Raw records

--- begin ---

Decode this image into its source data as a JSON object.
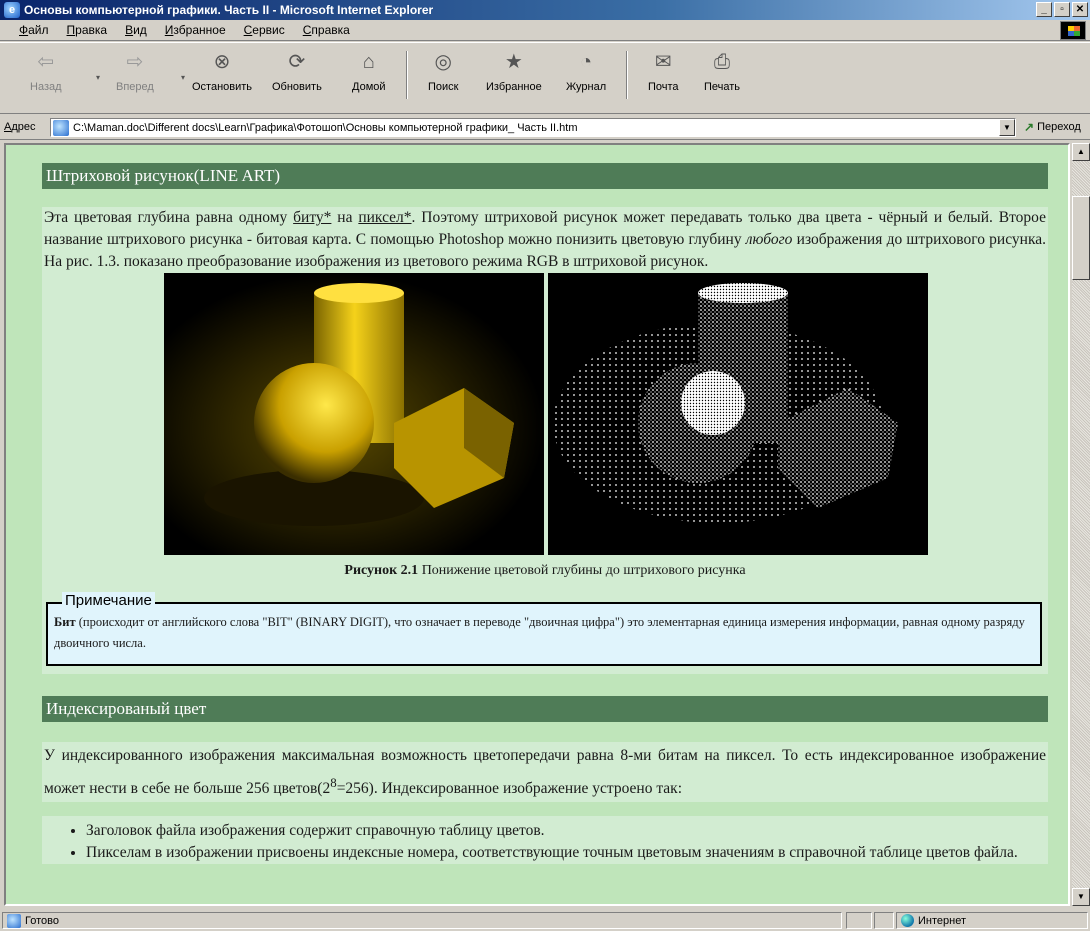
{
  "window": {
    "title": "Основы компьютерной графики. Часть II - Microsoft Internet Explorer",
    "controls": [
      "_",
      "▫",
      "✕"
    ]
  },
  "menu": [
    "Файл",
    "Правка",
    "Вид",
    "Избранное",
    "Сервис",
    "Справка"
  ],
  "toolbar": {
    "back": "Назад",
    "forward": "Вперед",
    "stop": "Остановить",
    "refresh": "Обновить",
    "home": "Домой",
    "search": "Поиск",
    "favorites": "Избранное",
    "history": "Журнал",
    "mail": "Почта",
    "print": "Печать"
  },
  "address": {
    "label": "Адрес",
    "url": "C:\\Maman.doc\\Different docs\\Learn\\Графика\\Фотошоп\\Основы компьютерной графики_ Часть II.htm",
    "go": "Переход"
  },
  "page": {
    "section1_title": "Штриховой рисунок(LINE ART)",
    "p1_a": "Эта цветовая глубина равна одному ",
    "p1_link1": "биту*",
    "p1_b": " на ",
    "p1_link2": "пиксел*",
    "p1_c": ". Поэтому штриховой рисунок может передавать только два цвета - чёрный и белый. Второе название штрихового рисунка - битовая карта. С помощью Photoshop можно понизить цветовую глубину ",
    "p1_em": "любого",
    "p1_d": " изображения до штрихового рисунка. На рис. 1.3. показано преобразование изображения из цветового режима RGB в штриховой рисунок.",
    "caption_bold": "Рисунок 2.1",
    "caption_text": " Понижение цветовой глубины до штрихового рисунка",
    "note_label": "Примечание",
    "note_bold": "Бит",
    "note_text": " (происходит от английского слова \"BIT\" (BINARY DIGIT), что означает в переводе \"двоичная цифра\") это элементарная единица измерения информации, равная одному разряду двоичного числа.",
    "section2_title": "Индексированый цвет",
    "p2_a": "У индексированного изображения максимальная возможность цветопередачи равна 8-ми битам на пиксел. То есть индексированное изображение может нести в себе не больше 256 цветов(2",
    "p2_sup": "8",
    "p2_b": "=256). Индексированное изображение устроено так:",
    "list": [
      "Заголовок файла изображения содержит справочную таблицу цветов.",
      "Пикселам в изображении присвоены индексные номера, соответствующие точным цветовым значениям в справочной таблице цветов файла."
    ]
  },
  "status": {
    "text": "Готово",
    "zone": "Интернет"
  },
  "colors": {
    "section_header": "#4f7c57",
    "page_bg": "#bfe5ba",
    "note_bg": "#e0f4fc"
  }
}
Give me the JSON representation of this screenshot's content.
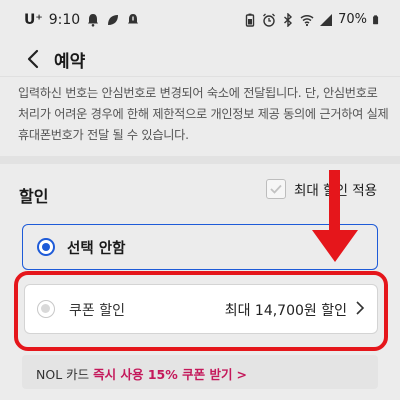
{
  "status_bar": {
    "carrier": "U⁺",
    "time": "9:10",
    "battery": "70%",
    "left_icons": [
      "notification-bell-icon",
      "leaf-icon",
      "alert-bell-icon"
    ],
    "right_icons": [
      "battery-saver-icon",
      "alarm-icon",
      "bluetooth-icon",
      "wifi-icon",
      "signal-icon"
    ]
  },
  "header": {
    "title": "예약"
  },
  "notice": {
    "text": "입력하신 번호는 안심번호로 변경되어 숙소에 전달됩니다. 단, 안심번호로 처리가 어려운 경우에 한해 제한적으로 개인정보 제공 동의에 근거하여 실제 휴대폰번호가 전달 될 수 있습니다."
  },
  "discount": {
    "title": "할인",
    "max_discount_label": "최대 할인 적용",
    "max_discount_checked": false,
    "options": [
      {
        "label": "선택 안함",
        "selected": true
      },
      {
        "label": "쿠폰 할인",
        "value": "최대 14,700원 할인",
        "selected": false
      }
    ],
    "promo": {
      "prefix": "NOL 카드",
      "emphasis": "즉시 사용 15% 쿠폰 받기",
      "suffix": ">"
    }
  },
  "colors": {
    "accent": "#1e5bd8",
    "annotation_red": "#e5161b",
    "promo_emphasis": "#c4185a",
    "background": "#ececec"
  }
}
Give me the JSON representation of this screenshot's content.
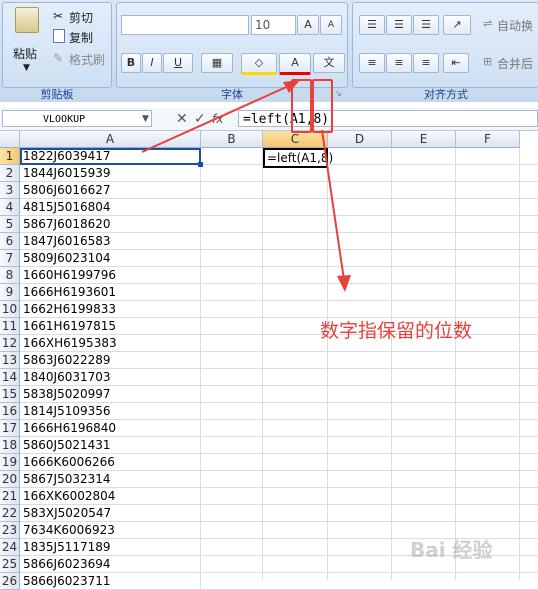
{
  "ribbon": {
    "clipboard": {
      "paste": "粘贴",
      "cut": "剪切",
      "copy": "复制",
      "format_painter": "格式刷",
      "group_label": "剪贴板"
    },
    "font": {
      "font_size": "10",
      "bold": "B",
      "italic": "I",
      "underline": "U",
      "group_label": "字体"
    },
    "alignment": {
      "wrap_text": "自动换",
      "merge": "合并后",
      "group_label": "对齐方式"
    }
  },
  "formula_bar": {
    "name_box": "VLOOKUP",
    "cancel": "✕",
    "enter": "✓",
    "fx": "fx",
    "formula": "=left(A1,8)"
  },
  "columns": [
    "A",
    "B",
    "C",
    "D",
    "E",
    "F"
  ],
  "selected_column": "C",
  "active_cell_text": "=left(A1,8)",
  "rows": [
    "1",
    "2",
    "3",
    "4",
    "5",
    "6",
    "7",
    "8",
    "9",
    "10",
    "11",
    "12",
    "13",
    "14",
    "15",
    "16",
    "17",
    "18",
    "19",
    "20",
    "21",
    "22",
    "23",
    "24",
    "25",
    "26"
  ],
  "column_a": [
    "1822J6039417",
    "1844J6015939",
    "5806J6016627",
    "4815J5016804",
    "5867J6018620",
    "1847J6016583",
    "5809J6023104",
    "1660H6199796",
    "1666H6193601",
    "1662H6199833",
    "1661H6197815",
    "166XH6195383",
    "5863J6022289",
    "1840J6031703",
    "5838J5020997",
    "1814J5109356",
    "1666H6196840",
    "5860J5021431",
    "1666K6006266",
    "5867J5032314",
    "166XK6002804",
    "583XJ5020547",
    "7634K6006923",
    "1835J5117189",
    "5866J6023694",
    "5866J6023711"
  ],
  "annotation": "数字指保留的位数",
  "watermark": "Bai 经验"
}
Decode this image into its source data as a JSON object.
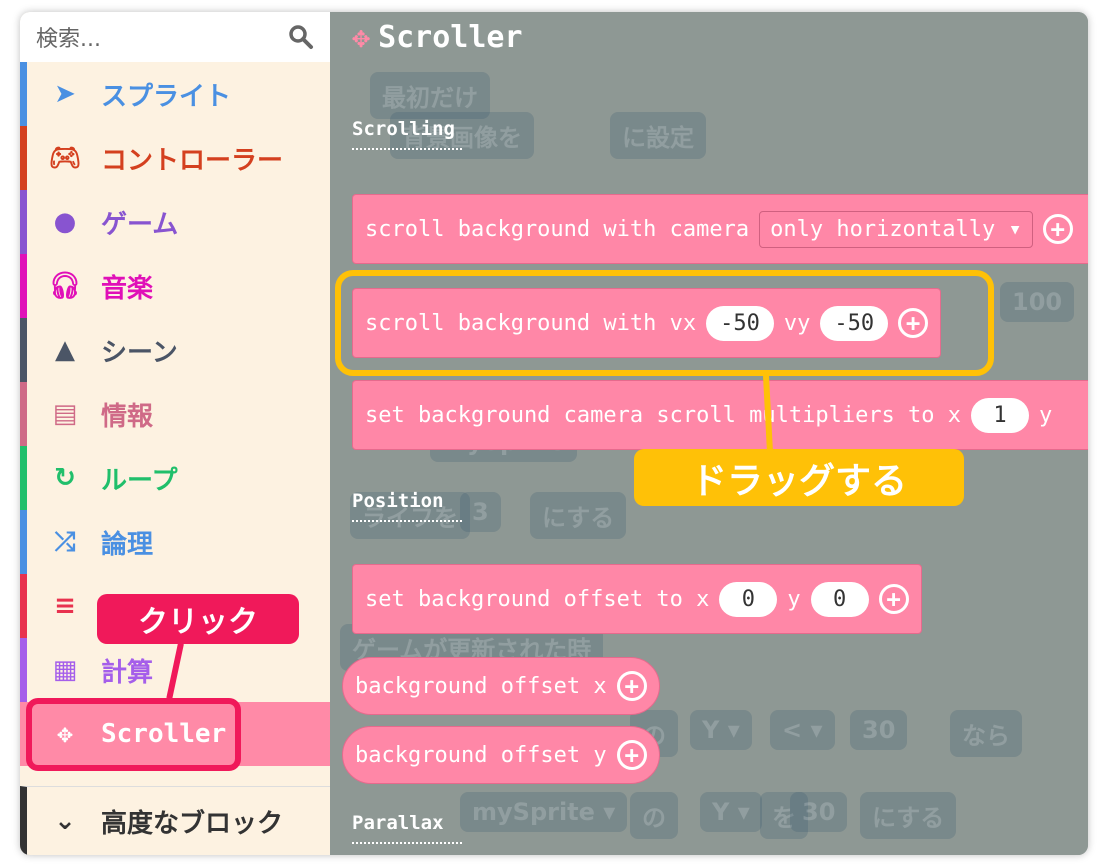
{
  "search": {
    "placeholder": "検索...",
    "icon": "search-icon"
  },
  "categories": [
    {
      "label": "スプライト",
      "icon": "paper-plane-icon",
      "color": "#4a90e2"
    },
    {
      "label": "コントローラー",
      "icon": "gamepad-icon",
      "color": "#d4401f"
    },
    {
      "label": "ゲーム",
      "icon": "circle-icon",
      "color": "#8854d0"
    },
    {
      "label": "音楽",
      "icon": "headphones-icon",
      "color": "#e010b8"
    },
    {
      "label": "シーン",
      "icon": "tree-icon",
      "color": "#4b5566"
    },
    {
      "label": "情報",
      "icon": "id-card-icon",
      "color": "#cf6a87"
    },
    {
      "label": "ループ",
      "icon": "refresh-icon",
      "color": "#20bf6b"
    },
    {
      "label": "論理",
      "icon": "shuffle-icon",
      "color": "#4a90e2"
    },
    {
      "label": "",
      "icon": "list-icon",
      "color": "#e8324e"
    },
    {
      "label": "計算",
      "icon": "calculator-icon",
      "color": "#a55eea"
    },
    {
      "label": "Scroller",
      "icon": "move-arrows-icon",
      "color": "#ff8aa7",
      "selected": true
    }
  ],
  "advanced": {
    "label": "高度なブロック",
    "icon": "chevron-down-icon"
  },
  "flyout": {
    "title": "Scroller",
    "sections": {
      "scrolling": "Scrolling",
      "position": "Position",
      "parallax": "Parallax"
    },
    "blocks": {
      "b1": {
        "text": "scroll background with camera",
        "dropdown": "only horizontally ▾"
      },
      "b2": {
        "text": "scroll background with vx",
        "vx": "-50",
        "vy_label": "vy",
        "vy": "-50"
      },
      "b3": {
        "text": "set background camera scroll multipliers to x",
        "x": "1",
        "y_label": "y"
      },
      "b4": {
        "text": "set background offset to x",
        "x": "0",
        "y_label": "y",
        "y": "0"
      },
      "b5": {
        "text": "background offset x"
      },
      "b6": {
        "text": "background offset y"
      }
    }
  },
  "workspace_ghost": [
    "最初だけ",
    "背景画像を",
    "に設定",
    "100",
    "mySprite",
    "ライフを",
    "3",
    "にする",
    "ゲームが更新された時",
    "の",
    "Y ▾",
    "< ▾",
    "30",
    "なら",
    "mySprite ▾",
    "の",
    "Y ▾",
    "を",
    "30",
    "にする"
  ],
  "annotations": {
    "drag": "ドラッグする",
    "click": "クリック",
    "drag_color": "#ffc107",
    "click_color": "#f0195a"
  },
  "colors": {
    "block": "#ff87a7",
    "flyout_bg": "#8e9894"
  }
}
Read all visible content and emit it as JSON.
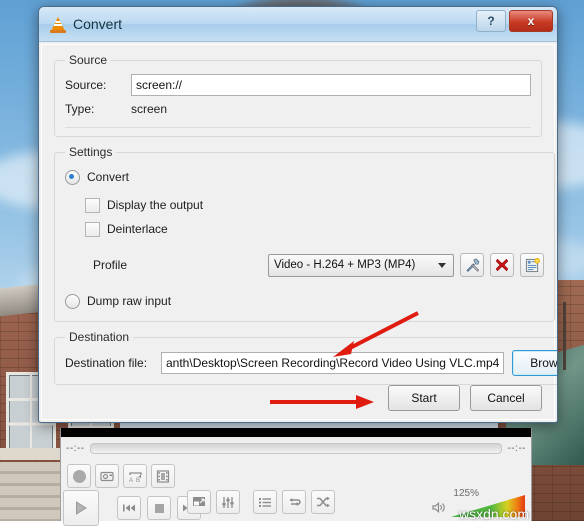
{
  "dialog": {
    "title": "Convert",
    "app_icon": "vlc-cone-icon",
    "help_label": "?",
    "close_label": "x",
    "source": {
      "legend": "Source",
      "source_label": "Source:",
      "source_value": "screen://",
      "type_label": "Type:",
      "type_value": "screen"
    },
    "settings": {
      "legend": "Settings",
      "convert_label": "Convert",
      "convert_selected": true,
      "display_output_label": "Display the output",
      "display_output_checked": false,
      "deinterlace_label": "Deinterlace",
      "deinterlace_checked": false,
      "profile_label": "Profile",
      "profile_value": "Video - H.264 + MP3 (MP4)",
      "profile_edit_icon": "tools-icon",
      "profile_delete_icon": "red-x-icon",
      "profile_new_icon": "new-profile-icon",
      "dump_raw_label": "Dump raw input",
      "dump_raw_selected": false
    },
    "destination": {
      "legend": "Destination",
      "file_label": "Destination file:",
      "file_value": "anth\\Desktop\\Screen Recording\\Record Video Using VLC.mp4",
      "browse_label": "Browse"
    },
    "footer": {
      "start_label": "Start",
      "cancel_label": "Cancel"
    }
  },
  "player": {
    "time_elapsed": "--:--",
    "time_total": "--:--",
    "record_icon": "record-icon",
    "snapshot_icon": "snapshot-icon",
    "ab_loop_icon": "ab-loop-icon",
    "frame_icon": "frame-by-frame-icon",
    "play_icon": "play-icon",
    "previous_icon": "previous-icon",
    "stop_icon": "stop-icon",
    "next_icon": "next-icon",
    "fullscreen_icon": "fullscreen-icon",
    "extended_icon": "extended-settings-icon",
    "playlist_icon": "playlist-icon",
    "loop_icon": "loop-icon",
    "shuffle_icon": "shuffle-icon",
    "volume_icon": "speaker-icon",
    "volume_label": "125%"
  },
  "annotations": {
    "watermark": "wsxdn.com",
    "arrow_color": "#e01b10",
    "arrow_to_destination": "arrow pointing to destination file field",
    "arrow_to_start": "arrow pointing to Start button"
  }
}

--- end ---

What to produce: Filter the records above for lines containing the word "watermark", and copy those lines.

Answer to the problem:
  "watermark": "Bai 经验"
    "watermark": "wsxdn.com",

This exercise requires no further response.